Filter this data down to the lines that hold "date", and copy them.

━━━ THE RECORDS

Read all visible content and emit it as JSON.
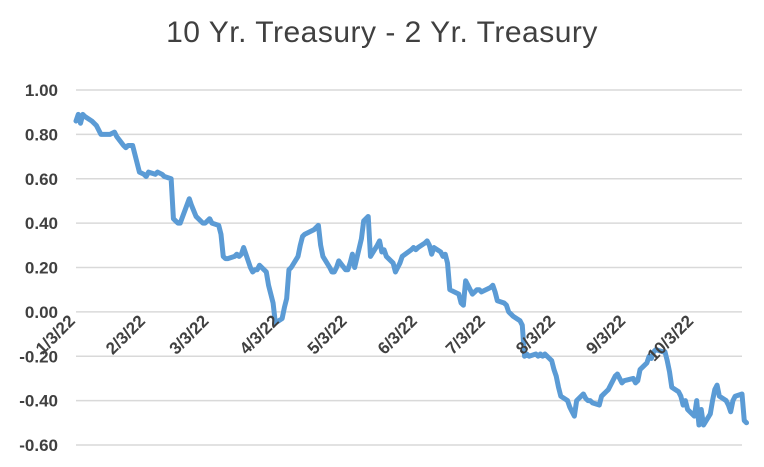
{
  "chart_data": {
    "type": "line",
    "title": "10 Yr. Treasury - 2 Yr. Treasury",
    "xlabel": "",
    "ylabel": "",
    "ylim": [
      -0.6,
      1.0
    ],
    "xlim": [
      "2022-01-03",
      "2022-10-24"
    ],
    "grid": true,
    "legend": "none",
    "y_ticks": [
      "1.00",
      "0.80",
      "0.60",
      "0.40",
      "0.20",
      "0.00",
      "-0.20",
      "-0.40",
      "-0.60"
    ],
    "x_ticks": [
      {
        "date": "2022-01-03",
        "label": "1/3/22"
      },
      {
        "date": "2022-02-03",
        "label": "2/3/22"
      },
      {
        "date": "2022-03-03",
        "label": "3/3/22"
      },
      {
        "date": "2022-04-03",
        "label": "4/3/22"
      },
      {
        "date": "2022-05-03",
        "label": "5/3/22"
      },
      {
        "date": "2022-06-03",
        "label": "6/3/22"
      },
      {
        "date": "2022-07-03",
        "label": "7/3/22"
      },
      {
        "date": "2022-08-03",
        "label": "8/3/22"
      },
      {
        "date": "2022-09-03",
        "label": "9/3/22"
      },
      {
        "date": "2022-10-03",
        "label": "10/3/22"
      }
    ],
    "series": [
      {
        "color": "#5b9bd5",
        "points": [
          [
            "2022-01-03",
            0.86
          ],
          [
            "2022-01-04",
            0.89
          ],
          [
            "2022-01-05",
            0.85
          ],
          [
            "2022-01-06",
            0.89
          ],
          [
            "2022-01-07",
            0.88
          ],
          [
            "2022-01-10",
            0.86
          ],
          [
            "2022-01-12",
            0.84
          ],
          [
            "2022-01-14",
            0.8
          ],
          [
            "2022-01-18",
            0.8
          ],
          [
            "2022-01-20",
            0.81
          ],
          [
            "2022-01-21",
            0.79
          ],
          [
            "2022-01-24",
            0.75
          ],
          [
            "2022-01-25",
            0.74
          ],
          [
            "2022-01-26",
            0.75
          ],
          [
            "2022-01-28",
            0.75
          ],
          [
            "2022-01-31",
            0.63
          ],
          [
            "2022-02-02",
            0.62
          ],
          [
            "2022-02-03",
            0.61
          ],
          [
            "2022-02-04",
            0.63
          ],
          [
            "2022-02-07",
            0.62
          ],
          [
            "2022-02-08",
            0.63
          ],
          [
            "2022-02-10",
            0.62
          ],
          [
            "2022-02-11",
            0.61
          ],
          [
            "2022-02-14",
            0.6
          ],
          [
            "2022-02-15",
            0.42
          ],
          [
            "2022-02-16",
            0.41
          ],
          [
            "2022-02-17",
            0.4
          ],
          [
            "2022-02-18",
            0.4
          ],
          [
            "2022-02-22",
            0.51
          ],
          [
            "2022-02-23",
            0.48
          ],
          [
            "2022-02-25",
            0.43
          ],
          [
            "2022-02-28",
            0.4
          ],
          [
            "2022-03-01",
            0.4
          ],
          [
            "2022-03-02",
            0.41
          ],
          [
            "2022-03-03",
            0.42
          ],
          [
            "2022-03-04",
            0.4
          ],
          [
            "2022-03-07",
            0.39
          ],
          [
            "2022-03-08",
            0.35
          ],
          [
            "2022-03-09",
            0.25
          ],
          [
            "2022-03-10",
            0.24
          ],
          [
            "2022-03-11",
            0.24
          ],
          [
            "2022-03-14",
            0.25
          ],
          [
            "2022-03-15",
            0.26
          ],
          [
            "2022-03-16",
            0.25
          ],
          [
            "2022-03-17",
            0.26
          ],
          [
            "2022-03-18",
            0.29
          ],
          [
            "2022-03-21",
            0.2
          ],
          [
            "2022-03-22",
            0.18
          ],
          [
            "2022-03-23",
            0.19
          ],
          [
            "2022-03-24",
            0.19
          ],
          [
            "2022-03-25",
            0.21
          ],
          [
            "2022-03-28",
            0.18
          ],
          [
            "2022-03-29",
            0.12
          ],
          [
            "2022-03-30",
            0.08
          ],
          [
            "2022-03-31",
            0.04
          ],
          [
            "2022-04-01",
            -0.05
          ],
          [
            "2022-04-04",
            -0.03
          ],
          [
            "2022-04-05",
            0.02
          ],
          [
            "2022-04-06",
            0.06
          ],
          [
            "2022-04-07",
            0.19
          ],
          [
            "2022-04-08",
            0.2
          ],
          [
            "2022-04-11",
            0.25
          ],
          [
            "2022-04-12",
            0.3
          ],
          [
            "2022-04-13",
            0.34
          ],
          [
            "2022-04-14",
            0.35
          ],
          [
            "2022-04-18",
            0.37
          ],
          [
            "2022-04-19",
            0.38
          ],
          [
            "2022-04-20",
            0.39
          ],
          [
            "2022-04-21",
            0.3
          ],
          [
            "2022-04-22",
            0.25
          ],
          [
            "2022-04-25",
            0.2
          ],
          [
            "2022-04-26",
            0.18
          ],
          [
            "2022-04-27",
            0.18
          ],
          [
            "2022-04-28",
            0.2
          ],
          [
            "2022-04-29",
            0.23
          ],
          [
            "2022-05-02",
            0.19
          ],
          [
            "2022-05-03",
            0.19
          ],
          [
            "2022-05-04",
            0.22
          ],
          [
            "2022-05-05",
            0.26
          ],
          [
            "2022-05-06",
            0.2
          ],
          [
            "2022-05-09",
            0.33
          ],
          [
            "2022-05-10",
            0.41
          ],
          [
            "2022-05-11",
            0.42
          ],
          [
            "2022-05-12",
            0.43
          ],
          [
            "2022-05-13",
            0.25
          ],
          [
            "2022-05-16",
            0.3
          ],
          [
            "2022-05-17",
            0.32
          ],
          [
            "2022-05-18",
            0.27
          ],
          [
            "2022-05-19",
            0.28
          ],
          [
            "2022-05-20",
            0.25
          ],
          [
            "2022-05-23",
            0.22
          ],
          [
            "2022-05-24",
            0.18
          ],
          [
            "2022-05-25",
            0.2
          ],
          [
            "2022-05-26",
            0.22
          ],
          [
            "2022-05-27",
            0.25
          ],
          [
            "2022-05-31",
            0.28
          ],
          [
            "2022-06-01",
            0.29
          ],
          [
            "2022-06-02",
            0.28
          ],
          [
            "2022-06-03",
            0.29
          ],
          [
            "2022-06-06",
            0.31
          ],
          [
            "2022-06-07",
            0.32
          ],
          [
            "2022-06-08",
            0.3
          ],
          [
            "2022-06-09",
            0.26
          ],
          [
            "2022-06-10",
            0.29
          ],
          [
            "2022-06-13",
            0.27
          ],
          [
            "2022-06-14",
            0.25
          ],
          [
            "2022-06-15",
            0.26
          ],
          [
            "2022-06-16",
            0.22
          ],
          [
            "2022-06-17",
            0.1
          ],
          [
            "2022-06-21",
            0.08
          ],
          [
            "2022-06-22",
            0.04
          ],
          [
            "2022-06-23",
            0.03
          ],
          [
            "2022-06-24",
            0.14
          ],
          [
            "2022-06-27",
            0.08
          ],
          [
            "2022-06-28",
            0.09
          ],
          [
            "2022-06-29",
            0.1
          ],
          [
            "2022-06-30",
            0.1
          ],
          [
            "2022-07-01",
            0.09
          ],
          [
            "2022-07-05",
            0.11
          ],
          [
            "2022-07-06",
            0.12
          ],
          [
            "2022-07-07",
            0.09
          ],
          [
            "2022-07-08",
            0.05
          ],
          [
            "2022-07-11",
            0.04
          ],
          [
            "2022-07-12",
            0.03
          ],
          [
            "2022-07-13",
            0.0
          ],
          [
            "2022-07-14",
            -0.01
          ],
          [
            "2022-07-15",
            -0.02
          ],
          [
            "2022-07-18",
            -0.04
          ],
          [
            "2022-07-19",
            -0.06
          ],
          [
            "2022-07-20",
            -0.2
          ],
          [
            "2022-07-21",
            -0.19
          ],
          [
            "2022-07-22",
            -0.2
          ],
          [
            "2022-07-25",
            -0.19
          ],
          [
            "2022-07-26",
            -0.2
          ],
          [
            "2022-07-27",
            -0.19
          ],
          [
            "2022-07-28",
            -0.2
          ],
          [
            "2022-07-29",
            -0.19
          ],
          [
            "2022-08-01",
            -0.22
          ],
          [
            "2022-08-02",
            -0.26
          ],
          [
            "2022-08-03",
            -0.29
          ],
          [
            "2022-08-04",
            -0.34
          ],
          [
            "2022-08-05",
            -0.38
          ],
          [
            "2022-08-08",
            -0.4
          ],
          [
            "2022-08-09",
            -0.43
          ],
          [
            "2022-08-10",
            -0.45
          ],
          [
            "2022-08-11",
            -0.47
          ],
          [
            "2022-08-12",
            -0.4
          ],
          [
            "2022-08-15",
            -0.37
          ],
          [
            "2022-08-16",
            -0.39
          ],
          [
            "2022-08-17",
            -0.4
          ],
          [
            "2022-08-18",
            -0.4
          ],
          [
            "2022-08-19",
            -0.41
          ],
          [
            "2022-08-22",
            -0.42
          ],
          [
            "2022-08-23",
            -0.38
          ],
          [
            "2022-08-24",
            -0.37
          ],
          [
            "2022-08-25",
            -0.36
          ],
          [
            "2022-08-26",
            -0.35
          ],
          [
            "2022-08-29",
            -0.29
          ],
          [
            "2022-08-30",
            -0.28
          ],
          [
            "2022-08-31",
            -0.3
          ],
          [
            "2022-09-01",
            -0.32
          ],
          [
            "2022-09-02",
            -0.31
          ],
          [
            "2022-09-06",
            -0.3
          ],
          [
            "2022-09-07",
            -0.32
          ],
          [
            "2022-09-08",
            -0.31
          ],
          [
            "2022-09-09",
            -0.26
          ],
          [
            "2022-09-12",
            -0.23
          ],
          [
            "2022-09-13",
            -0.2
          ],
          [
            "2022-09-14",
            -0.21
          ],
          [
            "2022-09-15",
            -0.18
          ],
          [
            "2022-09-16",
            -0.17
          ],
          [
            "2022-09-19",
            -0.18
          ],
          [
            "2022-09-20",
            -0.18
          ],
          [
            "2022-09-21",
            -0.22
          ],
          [
            "2022-09-22",
            -0.27
          ],
          [
            "2022-09-23",
            -0.34
          ],
          [
            "2022-09-26",
            -0.36
          ],
          [
            "2022-09-27",
            -0.38
          ],
          [
            "2022-09-28",
            -0.42
          ],
          [
            "2022-09-29",
            -0.4
          ],
          [
            "2022-09-30",
            -0.44
          ],
          [
            "2022-10-03",
            -0.47
          ],
          [
            "2022-10-04",
            -0.4
          ],
          [
            "2022-10-05",
            -0.51
          ],
          [
            "2022-10-06",
            -0.44
          ],
          [
            "2022-10-07",
            -0.51
          ],
          [
            "2022-10-10",
            -0.46
          ],
          [
            "2022-10-11",
            -0.4
          ],
          [
            "2022-10-12",
            -0.35
          ],
          [
            "2022-10-13",
            -0.33
          ],
          [
            "2022-10-14",
            -0.38
          ],
          [
            "2022-10-17",
            -0.4
          ],
          [
            "2022-10-18",
            -0.42
          ],
          [
            "2022-10-19",
            -0.45
          ],
          [
            "2022-10-20",
            -0.4
          ],
          [
            "2022-10-21",
            -0.38
          ],
          [
            "2022-10-24",
            -0.37
          ],
          [
            "2022-10-25",
            -0.49
          ],
          [
            "2022-10-26",
            -0.5
          ]
        ]
      }
    ]
  }
}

━━━━━━

• TASK SOLUTION
        "date": "2022-01-03",
        "date": "2022-02-03",
        "date": "2022-03-03",
        "date": "2022-04-03",
        "date": "2022-05-03",
        "date": "2022-06-03",
        "date": "2022-07-03",
        "date": "2022-08-03",
        "date": "2022-09-03",
        "date": "2022-10-03",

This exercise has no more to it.